▶ What you will do: Each record here should be printed again exactly; please leave its pictures out.

▶ Record extracts:
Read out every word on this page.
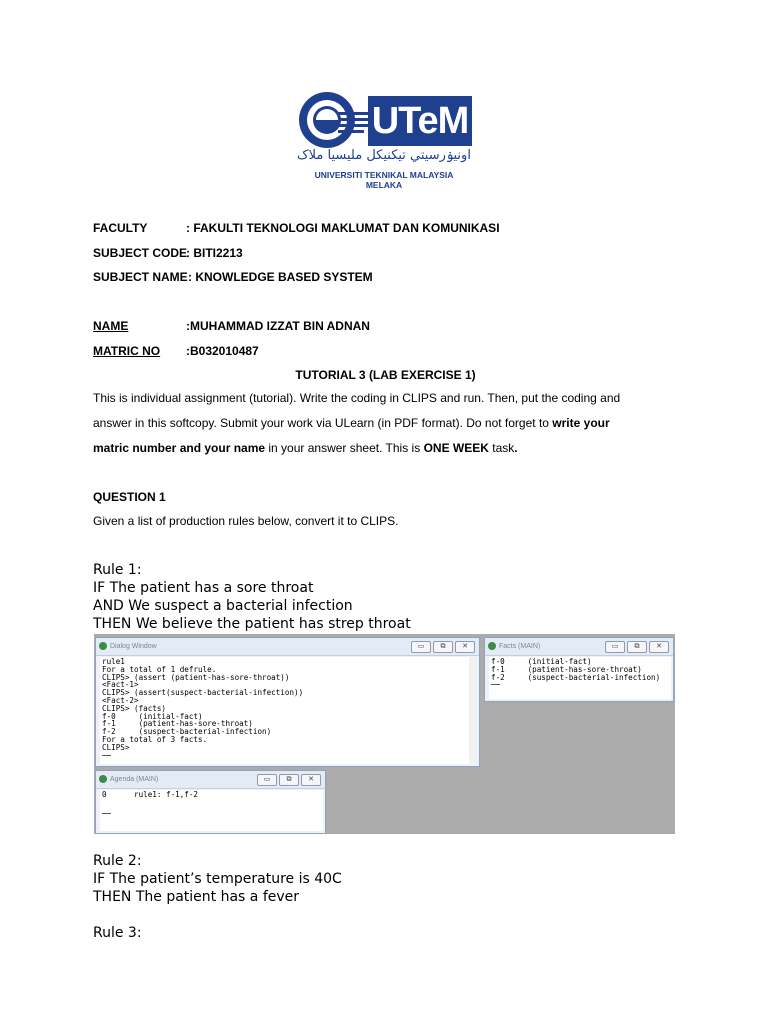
UTeM
اونيۏرسيتي تيكنيكل مليسيا ملاک
UNIVERSITI TEKNIKAL MALAYSIA MELAKA
FACULTY	: FAKULTI TEKNOLOGI MAKLUMAT DAN KOMUNIKASI
SUBJECT CODE
: BITI2213
SUBJECT NAME : KNOWLEDGE BASED SYSTEM
NAME	:MUHAMMAD IZZAT BIN ADNAN
MATRIC NO :B032010487
TUTORIAL 3 (LAB EXERCISE 1)
This is individual assignment (tutorial). Write the coding in CLIPS and run. Then, put the coding and
answer in this softcopy. Submit your work via ULearn (in PDF format). Do not forget to write your
matric number and your name in your answer sheet. This is ONE WEEK task.
QUESTION 1
Given a list of production rules below, convert it to CLIPS.
Rule 1:
IF The patient has a sore throat
AND We suspect a bacterial infection
THEN We believe the patient has strep throat
Dialog Window	▭	⧉	✕
rule1
For a total of 1 defrule.
CLIPS> (assert (patient-has-sore-throat))
<Fact-1>
CLIPS> (assert(suspect-bacterial-infection))
<Fact-2>
CLIPS> (facts)
f-0     (initial-fact)
f-1     (patient-has-sore-throat)
f-2     (suspect-bacterial-infection)
For a total of 3 facts.
CLIPS>
Facts (MAIN)	▭	⧉	✕
f-0     (initial-fact)
f-1     (patient-has-sore-throat)
f-2     (suspect-bacterial-infection)
Agenda (MAIN)	▭	⧉	✕
0      rule1: f-1,f-2

Rule 2:
IF The patient’s temperature is 40C
THEN The patient has a fever
Rule 3:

▶ Solution below:
Read out every word on this page.
UTeM
اونيۏرسيتي تيكنيكل مليسيا ملاک
UNIVERSITI TEKNIKAL MALAYSIA MELAKA
FACULTY	: FAKULTI TEKNOLOGI MAKLUMAT DAN KOMUNIKASI
SUBJECT CODE
: BITI2213
SUBJECT NAME : KNOWLEDGE BASED SYSTEM
NAME	:MUHAMMAD IZZAT BIN ADNAN
MATRIC NO :B032010487
TUTORIAL 3 (LAB EXERCISE 1)
This is individual assignment (tutorial). Write the coding in CLIPS and run. Then, put the coding and
answer in this softcopy. Submit your work via ULearn (in PDF format). Do not forget to write your
matric number and your name in your answer sheet. This is ONE WEEK task.
QUESTION 1
Given a list of production rules below, convert it to CLIPS.
Rule 1:
IF The patient has a sore throat
AND We suspect a bacterial infection
THEN We believe the patient has strep throat
Dialog Window	▭	⧉	✕
rule1
For a total of 1 defrule.
CLIPS> (assert (patient-has-sore-throat))
<Fact-1>
CLIPS> (assert(suspect-bacterial-infection))
<Fact-2>
CLIPS> (facts)
f-0     (initial-fact)
f-1     (patient-has-sore-throat)
f-2     (suspect-bacterial-infection)
For a total of 3 facts.
CLIPS>
Facts (MAIN)	▭	⧉	✕
f-0     (initial-fact)
f-1     (patient-has-sore-throat)
f-2     (suspect-bacterial-infection)
Agenda (MAIN)	▭	⧉	✕
0      rule1: f-1,f-2

Rule 2:
IF The patient’s temperature is 40C
THEN The patient has a fever
Rule 3:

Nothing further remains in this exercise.